(Dataset items)
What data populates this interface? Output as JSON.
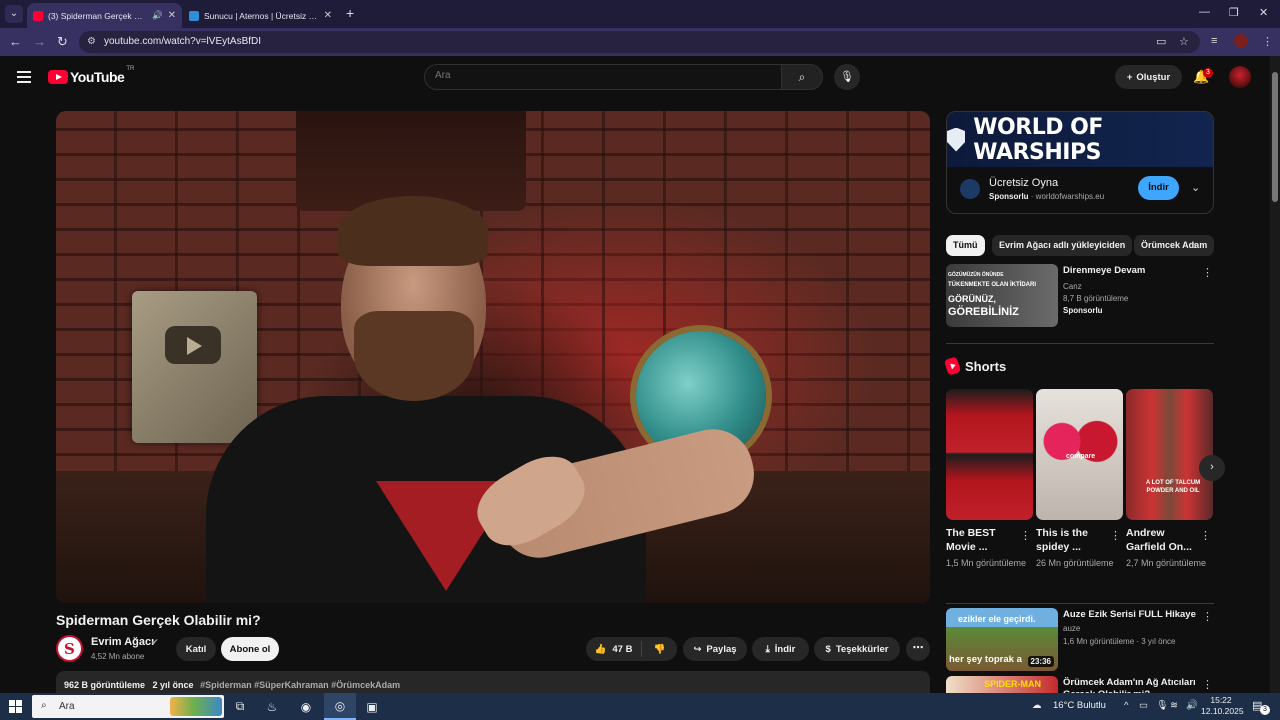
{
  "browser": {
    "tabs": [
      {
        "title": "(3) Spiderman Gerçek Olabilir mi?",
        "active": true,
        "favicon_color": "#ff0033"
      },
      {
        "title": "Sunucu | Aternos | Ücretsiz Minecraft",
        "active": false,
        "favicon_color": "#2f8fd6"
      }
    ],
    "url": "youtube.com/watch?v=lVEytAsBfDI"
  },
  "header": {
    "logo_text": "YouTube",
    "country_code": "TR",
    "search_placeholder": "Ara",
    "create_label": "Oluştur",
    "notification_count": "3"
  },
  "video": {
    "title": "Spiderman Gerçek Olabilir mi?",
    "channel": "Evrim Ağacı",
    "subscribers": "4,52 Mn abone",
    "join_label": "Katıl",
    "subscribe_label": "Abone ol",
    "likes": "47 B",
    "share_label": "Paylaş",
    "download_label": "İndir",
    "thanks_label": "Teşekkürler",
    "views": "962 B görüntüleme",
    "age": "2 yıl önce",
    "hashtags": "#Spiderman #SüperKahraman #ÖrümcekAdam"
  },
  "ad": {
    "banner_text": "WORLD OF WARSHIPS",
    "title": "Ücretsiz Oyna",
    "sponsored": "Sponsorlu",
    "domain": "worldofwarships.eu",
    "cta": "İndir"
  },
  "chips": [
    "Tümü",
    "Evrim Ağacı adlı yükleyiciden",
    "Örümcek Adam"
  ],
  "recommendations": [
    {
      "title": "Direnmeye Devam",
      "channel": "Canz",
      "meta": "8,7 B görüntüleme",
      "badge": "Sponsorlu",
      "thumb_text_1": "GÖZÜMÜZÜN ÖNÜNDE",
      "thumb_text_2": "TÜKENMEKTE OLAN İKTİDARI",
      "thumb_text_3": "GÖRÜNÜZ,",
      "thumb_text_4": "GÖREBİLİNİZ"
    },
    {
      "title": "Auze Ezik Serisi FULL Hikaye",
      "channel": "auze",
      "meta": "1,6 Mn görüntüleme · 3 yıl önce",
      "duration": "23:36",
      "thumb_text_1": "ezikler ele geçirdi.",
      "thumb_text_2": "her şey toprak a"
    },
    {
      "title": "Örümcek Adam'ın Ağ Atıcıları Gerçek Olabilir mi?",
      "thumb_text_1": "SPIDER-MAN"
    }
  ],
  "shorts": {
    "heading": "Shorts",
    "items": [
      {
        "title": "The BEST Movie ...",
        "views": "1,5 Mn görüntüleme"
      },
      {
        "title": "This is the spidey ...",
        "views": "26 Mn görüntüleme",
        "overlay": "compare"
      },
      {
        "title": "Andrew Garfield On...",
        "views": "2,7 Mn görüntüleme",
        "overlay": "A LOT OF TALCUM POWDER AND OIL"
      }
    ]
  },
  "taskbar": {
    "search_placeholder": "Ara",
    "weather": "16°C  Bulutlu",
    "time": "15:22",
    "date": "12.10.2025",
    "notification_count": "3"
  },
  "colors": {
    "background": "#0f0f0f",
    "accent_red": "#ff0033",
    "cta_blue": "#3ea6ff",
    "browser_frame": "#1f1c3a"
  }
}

---

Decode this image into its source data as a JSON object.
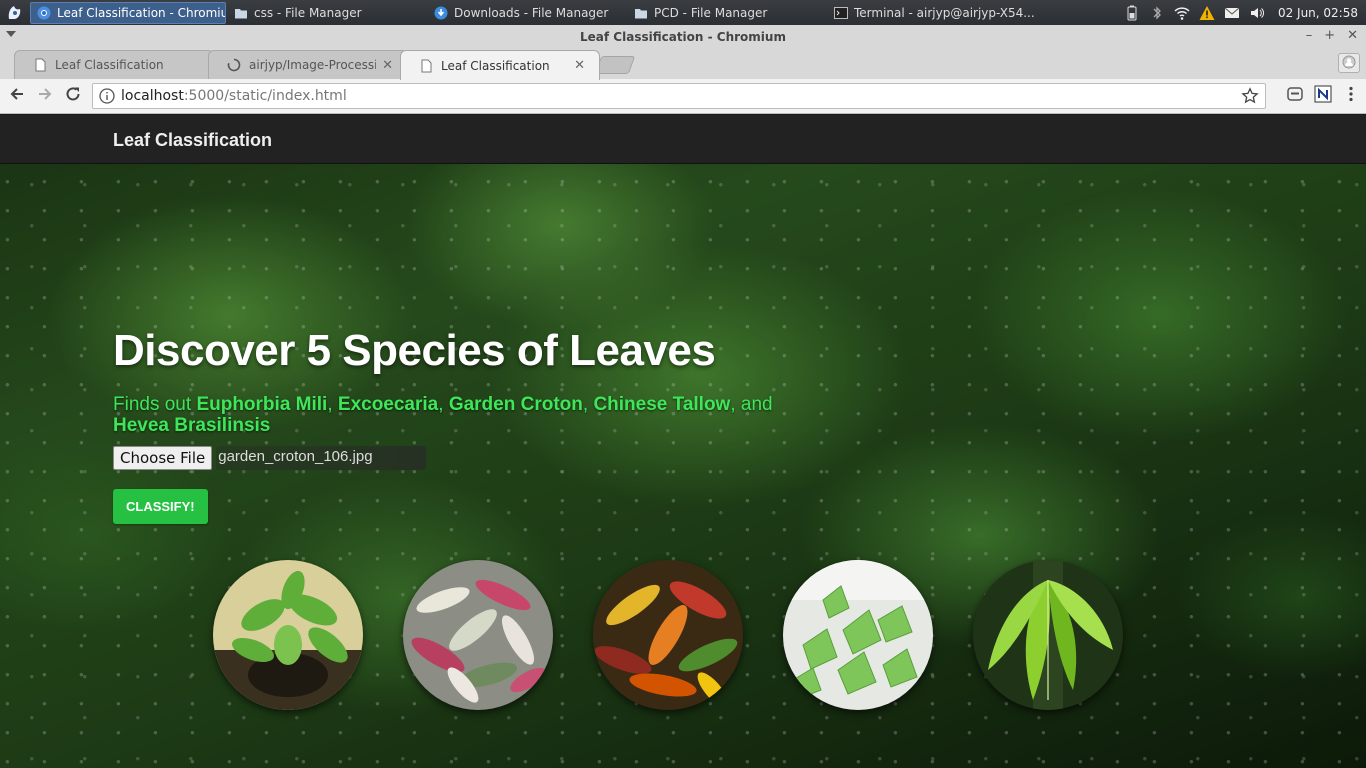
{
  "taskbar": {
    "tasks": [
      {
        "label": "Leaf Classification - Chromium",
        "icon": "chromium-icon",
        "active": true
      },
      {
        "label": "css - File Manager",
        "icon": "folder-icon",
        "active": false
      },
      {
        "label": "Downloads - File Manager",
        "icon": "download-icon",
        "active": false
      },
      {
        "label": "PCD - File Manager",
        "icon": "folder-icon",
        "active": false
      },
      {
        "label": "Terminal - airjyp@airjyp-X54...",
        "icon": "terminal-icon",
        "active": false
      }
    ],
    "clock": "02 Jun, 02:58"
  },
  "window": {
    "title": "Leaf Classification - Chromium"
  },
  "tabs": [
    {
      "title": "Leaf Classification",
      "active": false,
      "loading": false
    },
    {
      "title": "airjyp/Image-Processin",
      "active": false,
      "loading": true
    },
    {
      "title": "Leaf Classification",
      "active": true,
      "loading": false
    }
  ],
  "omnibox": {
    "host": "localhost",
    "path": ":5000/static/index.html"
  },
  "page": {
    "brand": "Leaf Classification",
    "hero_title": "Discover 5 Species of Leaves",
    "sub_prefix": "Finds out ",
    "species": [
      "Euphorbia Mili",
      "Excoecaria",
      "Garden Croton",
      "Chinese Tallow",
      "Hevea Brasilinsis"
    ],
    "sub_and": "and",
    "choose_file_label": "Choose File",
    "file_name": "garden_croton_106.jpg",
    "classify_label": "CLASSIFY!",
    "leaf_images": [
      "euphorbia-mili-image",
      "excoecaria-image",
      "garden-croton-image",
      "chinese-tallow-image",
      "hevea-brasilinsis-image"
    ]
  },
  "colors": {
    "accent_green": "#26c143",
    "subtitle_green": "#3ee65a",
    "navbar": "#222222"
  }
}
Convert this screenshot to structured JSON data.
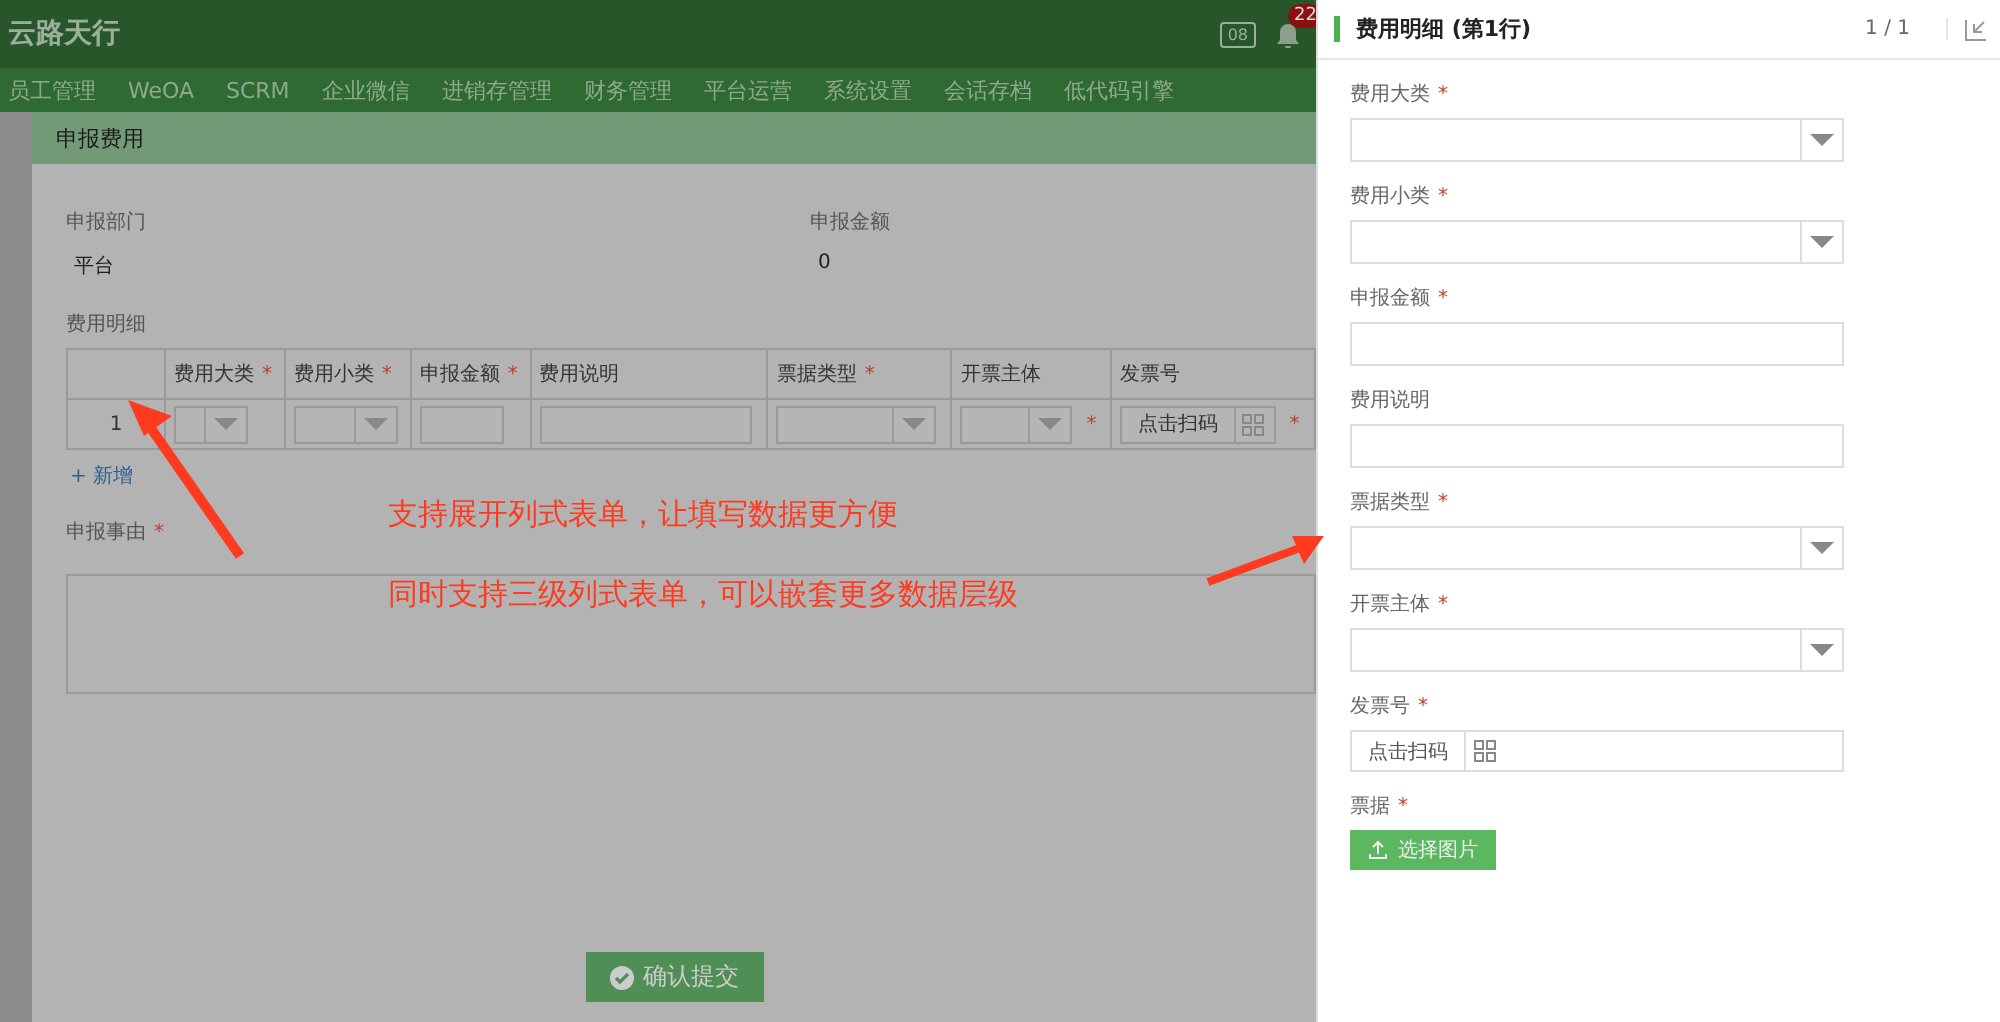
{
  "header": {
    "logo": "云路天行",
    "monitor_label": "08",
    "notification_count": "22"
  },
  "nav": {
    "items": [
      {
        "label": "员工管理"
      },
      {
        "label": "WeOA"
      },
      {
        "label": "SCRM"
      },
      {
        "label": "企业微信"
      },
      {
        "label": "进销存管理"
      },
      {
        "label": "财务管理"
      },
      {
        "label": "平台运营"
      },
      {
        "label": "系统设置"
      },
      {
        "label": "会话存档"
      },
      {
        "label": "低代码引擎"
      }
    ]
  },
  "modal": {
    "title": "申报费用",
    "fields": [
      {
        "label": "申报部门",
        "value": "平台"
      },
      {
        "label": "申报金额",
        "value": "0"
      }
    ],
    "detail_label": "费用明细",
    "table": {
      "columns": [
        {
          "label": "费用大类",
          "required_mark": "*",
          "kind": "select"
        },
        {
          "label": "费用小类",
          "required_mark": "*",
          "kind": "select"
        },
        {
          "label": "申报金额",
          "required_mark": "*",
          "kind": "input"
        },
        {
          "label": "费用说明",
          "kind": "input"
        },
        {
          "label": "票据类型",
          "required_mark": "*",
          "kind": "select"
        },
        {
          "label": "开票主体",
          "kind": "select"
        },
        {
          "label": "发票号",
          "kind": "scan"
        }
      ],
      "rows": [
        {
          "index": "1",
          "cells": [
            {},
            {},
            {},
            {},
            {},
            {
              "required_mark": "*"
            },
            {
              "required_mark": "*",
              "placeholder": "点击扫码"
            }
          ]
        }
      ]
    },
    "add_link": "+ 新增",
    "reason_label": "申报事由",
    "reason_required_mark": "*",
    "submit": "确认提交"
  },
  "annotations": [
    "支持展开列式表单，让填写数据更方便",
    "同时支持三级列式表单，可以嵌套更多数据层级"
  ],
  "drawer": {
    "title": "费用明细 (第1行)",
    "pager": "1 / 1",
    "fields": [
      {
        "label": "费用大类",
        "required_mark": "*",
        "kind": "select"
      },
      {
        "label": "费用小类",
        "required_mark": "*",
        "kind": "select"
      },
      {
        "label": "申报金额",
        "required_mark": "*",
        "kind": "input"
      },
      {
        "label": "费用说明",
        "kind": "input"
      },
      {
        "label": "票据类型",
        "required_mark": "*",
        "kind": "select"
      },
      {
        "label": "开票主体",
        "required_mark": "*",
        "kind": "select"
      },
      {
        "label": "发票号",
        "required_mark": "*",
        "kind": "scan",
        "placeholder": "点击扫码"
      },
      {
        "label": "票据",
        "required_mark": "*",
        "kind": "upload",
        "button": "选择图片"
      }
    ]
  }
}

* * *

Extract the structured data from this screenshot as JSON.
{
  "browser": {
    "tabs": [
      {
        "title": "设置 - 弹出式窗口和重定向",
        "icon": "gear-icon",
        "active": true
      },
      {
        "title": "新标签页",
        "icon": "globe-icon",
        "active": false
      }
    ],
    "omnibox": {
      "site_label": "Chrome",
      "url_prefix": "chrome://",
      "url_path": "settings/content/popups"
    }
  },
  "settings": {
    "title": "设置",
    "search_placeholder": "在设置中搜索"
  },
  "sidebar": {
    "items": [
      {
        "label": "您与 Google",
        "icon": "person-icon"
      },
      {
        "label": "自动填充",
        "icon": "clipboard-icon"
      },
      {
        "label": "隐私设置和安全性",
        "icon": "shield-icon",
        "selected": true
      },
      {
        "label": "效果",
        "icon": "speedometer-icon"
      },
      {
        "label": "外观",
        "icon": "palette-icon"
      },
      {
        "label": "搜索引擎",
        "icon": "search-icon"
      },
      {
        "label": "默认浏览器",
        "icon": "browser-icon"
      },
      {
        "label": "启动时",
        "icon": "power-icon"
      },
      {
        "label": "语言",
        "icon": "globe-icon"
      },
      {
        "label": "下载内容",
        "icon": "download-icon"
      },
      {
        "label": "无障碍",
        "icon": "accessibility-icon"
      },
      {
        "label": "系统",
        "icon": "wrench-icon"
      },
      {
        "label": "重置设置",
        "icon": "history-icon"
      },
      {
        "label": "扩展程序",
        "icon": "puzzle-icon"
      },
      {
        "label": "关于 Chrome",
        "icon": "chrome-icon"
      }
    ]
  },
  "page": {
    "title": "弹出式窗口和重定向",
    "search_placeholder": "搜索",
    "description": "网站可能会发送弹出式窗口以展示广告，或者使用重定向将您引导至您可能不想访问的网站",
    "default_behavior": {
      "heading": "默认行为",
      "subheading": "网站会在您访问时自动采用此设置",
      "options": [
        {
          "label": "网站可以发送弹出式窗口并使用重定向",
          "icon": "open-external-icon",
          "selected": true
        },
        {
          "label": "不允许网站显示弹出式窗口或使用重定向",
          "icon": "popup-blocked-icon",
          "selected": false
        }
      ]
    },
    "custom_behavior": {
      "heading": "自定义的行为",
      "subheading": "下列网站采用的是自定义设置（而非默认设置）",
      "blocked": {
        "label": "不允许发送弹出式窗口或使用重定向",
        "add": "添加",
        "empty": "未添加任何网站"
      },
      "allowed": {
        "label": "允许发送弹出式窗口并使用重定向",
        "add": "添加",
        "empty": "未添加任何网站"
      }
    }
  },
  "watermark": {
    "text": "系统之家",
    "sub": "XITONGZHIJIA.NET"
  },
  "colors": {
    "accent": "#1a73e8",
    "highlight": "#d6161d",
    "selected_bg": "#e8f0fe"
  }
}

Task statement
Which lines include the word "true"? List them all.

Answer to this problem
        "active": true,
        "active": true
      "loading": true
      "active": true,
        "active": true
        "selected": true
          "selected": true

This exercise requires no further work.